■ Task description
Write every record out again exactly as given.

■ Records for this exercise
• • • • •
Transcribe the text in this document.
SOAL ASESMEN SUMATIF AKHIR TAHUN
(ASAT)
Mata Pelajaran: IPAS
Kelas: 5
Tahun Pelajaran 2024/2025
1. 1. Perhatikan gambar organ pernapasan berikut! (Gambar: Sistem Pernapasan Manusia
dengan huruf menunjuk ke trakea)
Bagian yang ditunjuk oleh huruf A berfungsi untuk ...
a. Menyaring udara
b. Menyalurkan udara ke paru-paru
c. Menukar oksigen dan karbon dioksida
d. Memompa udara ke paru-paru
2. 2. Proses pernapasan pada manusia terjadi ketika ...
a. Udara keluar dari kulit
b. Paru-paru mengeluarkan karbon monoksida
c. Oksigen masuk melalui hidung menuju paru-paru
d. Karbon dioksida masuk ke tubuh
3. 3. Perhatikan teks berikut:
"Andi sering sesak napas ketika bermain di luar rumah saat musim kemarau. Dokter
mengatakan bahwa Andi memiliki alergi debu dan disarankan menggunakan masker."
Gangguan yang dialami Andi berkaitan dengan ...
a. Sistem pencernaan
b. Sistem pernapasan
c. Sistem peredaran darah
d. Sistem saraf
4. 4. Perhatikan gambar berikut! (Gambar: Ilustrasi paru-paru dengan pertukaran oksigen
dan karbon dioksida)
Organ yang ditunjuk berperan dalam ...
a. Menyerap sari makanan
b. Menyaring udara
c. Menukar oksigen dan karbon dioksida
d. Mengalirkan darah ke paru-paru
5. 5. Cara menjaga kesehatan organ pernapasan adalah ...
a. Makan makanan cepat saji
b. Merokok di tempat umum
• • • • •
■ Reply to the exercise
Transcribe the text in this document.
SOAL ASESMEN SUMATIF AKHIR TAHUN
(ASAT)
Mata Pelajaran: IPAS
Kelas: 5
Tahun Pelajaran 2024/2025
1. 1. Perhatikan gambar organ pernapasan berikut! (Gambar: Sistem Pernapasan Manusia
dengan huruf menunjuk ke trakea)
Bagian yang ditunjuk oleh huruf A berfungsi untuk ...
a. Menyaring udara
b. Menyalurkan udara ke paru-paru
c. Menukar oksigen dan karbon dioksida
d. Memompa udara ke paru-paru
2. 2. Proses pernapasan pada manusia terjadi ketika ...
a. Udara keluar dari kulit
b. Paru-paru mengeluarkan karbon monoksida
c. Oksigen masuk melalui hidung menuju paru-paru
d. Karbon dioksida masuk ke tubuh
3. 3. Perhatikan teks berikut:
"Andi sering sesak napas ketika bermain di luar rumah saat musim kemarau. Dokter
mengatakan bahwa Andi memiliki alergi debu dan disarankan menggunakan masker."
Gangguan yang dialami Andi berkaitan dengan ...
a. Sistem pencernaan
b. Sistem pernapasan
c. Sistem peredaran darah
d. Sistem saraf
4. 4. Perhatikan gambar berikut! (Gambar: Ilustrasi paru-paru dengan pertukaran oksigen
dan karbon dioksida)
Organ yang ditunjuk berperan dalam ...
a. Menyerap sari makanan
b. Menyaring udara
c. Menukar oksigen dan karbon dioksida
d. Mengalirkan darah ke paru-paru
5. 5. Cara menjaga kesehatan organ pernapasan adalah ...
a. Makan makanan cepat saji
b. Merokok di tempat umum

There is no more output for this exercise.